## GIVEN INSTRUCTION
Retype each entry below exactly as it stands.

## RECORDS SUPPLIED
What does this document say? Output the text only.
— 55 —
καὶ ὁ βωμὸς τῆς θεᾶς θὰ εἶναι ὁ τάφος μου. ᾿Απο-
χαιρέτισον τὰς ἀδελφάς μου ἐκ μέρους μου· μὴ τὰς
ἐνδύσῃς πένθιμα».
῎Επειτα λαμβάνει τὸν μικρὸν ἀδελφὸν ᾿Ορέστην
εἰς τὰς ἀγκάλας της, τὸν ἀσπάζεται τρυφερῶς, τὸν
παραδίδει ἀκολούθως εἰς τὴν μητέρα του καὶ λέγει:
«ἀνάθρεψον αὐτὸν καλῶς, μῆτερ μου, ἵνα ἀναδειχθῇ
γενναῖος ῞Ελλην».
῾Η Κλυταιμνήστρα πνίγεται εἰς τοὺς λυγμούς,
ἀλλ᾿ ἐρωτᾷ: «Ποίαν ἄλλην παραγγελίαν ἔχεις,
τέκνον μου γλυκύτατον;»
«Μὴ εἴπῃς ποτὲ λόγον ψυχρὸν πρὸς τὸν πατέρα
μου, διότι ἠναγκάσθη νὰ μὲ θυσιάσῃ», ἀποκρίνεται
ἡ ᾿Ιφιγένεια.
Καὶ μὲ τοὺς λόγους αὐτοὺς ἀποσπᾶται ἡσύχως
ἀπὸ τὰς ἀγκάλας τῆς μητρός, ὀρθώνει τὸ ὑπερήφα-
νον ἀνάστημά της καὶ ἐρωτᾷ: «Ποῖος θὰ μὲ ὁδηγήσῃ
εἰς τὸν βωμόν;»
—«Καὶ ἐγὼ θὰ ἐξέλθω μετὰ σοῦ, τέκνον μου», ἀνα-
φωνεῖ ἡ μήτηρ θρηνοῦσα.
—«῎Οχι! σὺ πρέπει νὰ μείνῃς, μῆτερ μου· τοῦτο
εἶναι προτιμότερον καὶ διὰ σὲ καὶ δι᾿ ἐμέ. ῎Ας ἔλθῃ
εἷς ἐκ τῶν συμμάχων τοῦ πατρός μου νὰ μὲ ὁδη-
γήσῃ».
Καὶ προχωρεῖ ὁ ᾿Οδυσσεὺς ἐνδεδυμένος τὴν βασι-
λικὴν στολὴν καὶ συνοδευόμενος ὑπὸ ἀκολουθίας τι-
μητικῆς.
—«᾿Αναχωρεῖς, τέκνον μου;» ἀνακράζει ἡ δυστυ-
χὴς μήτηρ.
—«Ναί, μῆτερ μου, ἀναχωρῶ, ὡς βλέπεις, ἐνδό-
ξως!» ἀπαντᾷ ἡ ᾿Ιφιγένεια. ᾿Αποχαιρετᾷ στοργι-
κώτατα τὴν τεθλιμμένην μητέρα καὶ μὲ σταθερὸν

## REPLY
What does this document say? Output the text only.
— 55 —
καὶ ὁ βωμὸς τῆς θεᾶς θὰ εἶναι ὁ τάφος μου. ᾿Απο-
χαιρέτισον τὰς ἀδελφάς μου ἐκ μέρους μου· μὴ τὰς
ἐνδύσῃς πένθιμα».
῎Επειτα λαμβάνει τὸν μικρὸν ἀδελφὸν ᾿Ορέστην
εἰς τὰς ἀγκάλας της, τὸν ἀσπάζεται τρυφερῶς, τὸν
παραδίδει ἀκολούθως εἰς τὴν μητέρα του καὶ λέγει:
«ἀνάθρεψον αὐτὸν καλῶς, μῆτερ μου, ἵνα ἀναδειχθῇ
γενναῖος ῞Ελλην».
῾Η Κλυταιμνήστρα πνίγεται εἰς τοὺς λυγμούς,
ἀλλ᾿ ἐρωτᾷ: «Ποίαν ἄλλην παραγγελίαν ἔχεις,
τέκνον μου γλυκύτατον;»
«Μὴ εἴπῃς ποτὲ λόγον ψυχρὸν πρὸς τὸν πατέρα
μου, διότι ἠναγκάσθη νὰ μὲ θυσιάσῃ», ἀποκρίνεται
ἡ ᾿Ιφιγένεια.
Καὶ μὲ τοὺς λόγους αὐτοὺς ἀποσπᾶται ἡσύχως
ἀπὸ τὰς ἀγκάλας τῆς μητρός, ὀρθώνει τὸ ὑπερήφα-
νον ἀνάστημά της καὶ ἐρωτᾷ: «Ποῖος θὰ μὲ ὁδηγήσῃ
εἰς τὸν βωμόν;»
—«Καὶ ἐγὼ θὰ ἐξέλθω μετὰ σοῦ, τέκνον μου», ἀνα-
φωνεῖ ἡ μήτηρ θρηνοῦσα.
—«῎Οχι! σὺ πρέπει νὰ μείνῃς, μῆτερ μου· τοῦτο
εἶναι προτιμότερον καὶ διὰ σὲ καὶ δι᾿ ἐμέ. ῎Ας ἔλθῃ
εἷς ἐκ τῶν συμμάχων τοῦ πατρός μου νὰ μὲ ὁδη-
γήσῃ».
Καὶ προχωρεῖ ὁ ᾿Οδυσσεὺς ἐνδεδυμένος τὴν βασι-
λικὴν στολὴν καὶ συνοδευόμενος ὑπὸ ἀκολουθίας τι-
μητικῆς.
—«᾿Αναχωρεῖς, τέκνον μου;» ἀνακράζει ἡ δυστυ-
χὴς μήτηρ.
—«Ναί, μῆτερ μου, ἀναχωρῶ, ὡς βλέπεις, ἐνδό-
ξως!» ἀπαντᾷ ἡ ᾿Ιφιγένεια. ᾿Αποχαιρετᾷ στοργι-
κώτατα τὴν τεθλιμμένην μητέρα καὶ μὲ σταθερὸν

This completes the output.